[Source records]
--
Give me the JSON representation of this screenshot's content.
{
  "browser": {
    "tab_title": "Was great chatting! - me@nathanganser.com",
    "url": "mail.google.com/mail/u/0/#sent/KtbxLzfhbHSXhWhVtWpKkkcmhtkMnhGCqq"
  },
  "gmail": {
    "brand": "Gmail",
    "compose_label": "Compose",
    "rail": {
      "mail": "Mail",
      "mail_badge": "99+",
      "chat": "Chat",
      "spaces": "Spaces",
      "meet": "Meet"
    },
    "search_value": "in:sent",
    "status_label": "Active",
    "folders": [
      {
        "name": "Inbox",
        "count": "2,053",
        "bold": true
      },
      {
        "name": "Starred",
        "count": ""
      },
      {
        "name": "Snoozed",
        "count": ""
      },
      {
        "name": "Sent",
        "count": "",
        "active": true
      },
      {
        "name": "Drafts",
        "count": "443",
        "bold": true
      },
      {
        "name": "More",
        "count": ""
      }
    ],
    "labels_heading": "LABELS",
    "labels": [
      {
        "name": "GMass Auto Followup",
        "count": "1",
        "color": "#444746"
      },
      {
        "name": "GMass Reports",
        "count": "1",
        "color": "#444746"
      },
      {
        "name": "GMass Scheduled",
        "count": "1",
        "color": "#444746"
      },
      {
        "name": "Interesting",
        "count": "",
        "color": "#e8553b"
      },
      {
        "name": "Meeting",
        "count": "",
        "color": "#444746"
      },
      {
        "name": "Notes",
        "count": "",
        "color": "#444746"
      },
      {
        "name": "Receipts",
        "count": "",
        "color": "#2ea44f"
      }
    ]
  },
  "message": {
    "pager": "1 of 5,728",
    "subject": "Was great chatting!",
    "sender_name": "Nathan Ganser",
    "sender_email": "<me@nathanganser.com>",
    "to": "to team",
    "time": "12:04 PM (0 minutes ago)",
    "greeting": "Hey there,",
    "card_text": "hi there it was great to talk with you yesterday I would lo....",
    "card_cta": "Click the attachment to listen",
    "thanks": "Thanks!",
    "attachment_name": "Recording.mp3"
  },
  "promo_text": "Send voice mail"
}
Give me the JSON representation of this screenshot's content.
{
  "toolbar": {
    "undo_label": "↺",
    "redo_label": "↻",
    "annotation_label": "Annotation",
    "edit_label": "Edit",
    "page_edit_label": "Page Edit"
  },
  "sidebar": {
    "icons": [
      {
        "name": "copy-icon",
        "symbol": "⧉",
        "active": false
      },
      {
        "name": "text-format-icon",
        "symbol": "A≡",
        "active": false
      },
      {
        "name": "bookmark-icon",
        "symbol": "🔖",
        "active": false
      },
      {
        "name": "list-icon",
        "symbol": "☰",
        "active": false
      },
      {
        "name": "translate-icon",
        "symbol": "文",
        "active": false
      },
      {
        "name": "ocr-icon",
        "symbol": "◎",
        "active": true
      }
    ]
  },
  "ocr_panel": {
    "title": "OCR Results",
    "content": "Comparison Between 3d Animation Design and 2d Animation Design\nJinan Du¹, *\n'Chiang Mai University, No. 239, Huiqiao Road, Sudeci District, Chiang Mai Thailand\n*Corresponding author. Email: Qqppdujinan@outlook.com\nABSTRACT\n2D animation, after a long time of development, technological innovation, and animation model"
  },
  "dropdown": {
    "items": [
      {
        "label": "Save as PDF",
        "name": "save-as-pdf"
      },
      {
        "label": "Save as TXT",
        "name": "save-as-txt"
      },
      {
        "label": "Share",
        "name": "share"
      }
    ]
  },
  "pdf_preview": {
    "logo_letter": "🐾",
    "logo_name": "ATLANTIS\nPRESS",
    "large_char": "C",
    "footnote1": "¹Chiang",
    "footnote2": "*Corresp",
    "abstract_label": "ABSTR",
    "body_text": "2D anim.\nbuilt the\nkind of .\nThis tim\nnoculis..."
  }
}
--
__WHAT TO DO__:
Your task is to output the full set of records exactly as presented.

__OUTPUT FOR THIS TASK__:
Give me the JSON representation of this screenshot's content.
{
  "browser": {
    "tab_title": "Was great chatting! - me@nathanganser.com",
    "url": "mail.google.com/mail/u/0/#sent/KtbxLzfhbHSXhWhVtWpKkkcmhtkMnhGCqq"
  },
  "gmail": {
    "brand": "Gmail",
    "compose_label": "Compose",
    "rail": {
      "mail": "Mail",
      "mail_badge": "99+",
      "chat": "Chat",
      "spaces": "Spaces",
      "meet": "Meet"
    },
    "search_value": "in:sent",
    "status_label": "Active",
    "folders": [
      {
        "name": "Inbox",
        "count": "2,053",
        "bold": true
      },
      {
        "name": "Starred",
        "count": ""
      },
      {
        "name": "Snoozed",
        "count": ""
      },
      {
        "name": "Sent",
        "count": "",
        "active": true
      },
      {
        "name": "Drafts",
        "count": "443",
        "bold": true
      },
      {
        "name": "More",
        "count": ""
      }
    ],
    "labels_heading": "LABELS",
    "labels": [
      {
        "name": "GMass Auto Followup",
        "count": "1",
        "color": "#444746"
      },
      {
        "name": "GMass Reports",
        "count": "1",
        "color": "#444746"
      },
      {
        "name": "GMass Scheduled",
        "count": "1",
        "color": "#444746"
      },
      {
        "name": "Interesting",
        "count": "",
        "color": "#e8553b"
      },
      {
        "name": "Meeting",
        "count": "",
        "color": "#444746"
      },
      {
        "name": "Notes",
        "count": "",
        "color": "#444746"
      },
      {
        "name": "Receipts",
        "count": "",
        "color": "#2ea44f"
      }
    ]
  },
  "message": {
    "pager": "1 of 5,728",
    "subject": "Was great chatting!",
    "sender_name": "Nathan Ganser",
    "sender_email": "<me@nathanganser.com>",
    "to": "to team",
    "time": "12:04 PM (0 minutes ago)",
    "greeting": "Hey there,",
    "card_text": "hi there it was great to talk with you yesterday I would lo....",
    "card_cta": "Click the attachment to listen",
    "thanks": "Thanks!",
    "attachment_name": "Recording.mp3"
  },
  "promo_text": "Send voice mail"
}
Give me the JSON representation of this screenshot's content.
{
  "toolbar": {
    "undo_label": "↺",
    "redo_label": "↻",
    "annotation_label": "Annotation",
    "edit_label": "Edit",
    "page_edit_label": "Page Edit"
  },
  "sidebar": {
    "icons": [
      {
        "name": "copy-icon",
        "symbol": "⧉",
        "active": false
      },
      {
        "name": "text-format-icon",
        "symbol": "A≡",
        "active": false
      },
      {
        "name": "bookmark-icon",
        "symbol": "🔖",
        "active": false
      },
      {
        "name": "list-icon",
        "symbol": "☰",
        "active": false
      },
      {
        "name": "translate-icon",
        "symbol": "文",
        "active": false
      },
      {
        "name": "ocr-icon",
        "symbol": "◎",
        "active": true
      }
    ]
  },
  "ocr_panel": {
    "title": "OCR Results",
    "content": "Comparison Between 3d Animation Design and 2d Animation Design\nJinan Du¹, *\n'Chiang Mai University, No. 239, Huiqiao Road, Sudeci District, Chiang Mai Thailand\n*Corresponding author. Email: Qqppdujinan@outlook.com\nABSTRACT\n2D animation, after a long time of development, technological innovation, and animation model"
  },
  "dropdown": {
    "items": [
      {
        "label": "Save as PDF",
        "name": "save-as-pdf"
      },
      {
        "label": "Save as TXT",
        "name": "save-as-txt"
      },
      {
        "label": "Share",
        "name": "share"
      }
    ]
  },
  "pdf_preview": {
    "logo_letter": "🐾",
    "logo_name": "ATLANTIS\nPRESS",
    "large_char": "C",
    "footnote1": "¹Chiang",
    "footnote2": "*Corresp",
    "abstract_label": "ABSTR",
    "body_text": "2D anim.\nbuilt the\nkind of .\nThis tim\nnoculis..."
  }
}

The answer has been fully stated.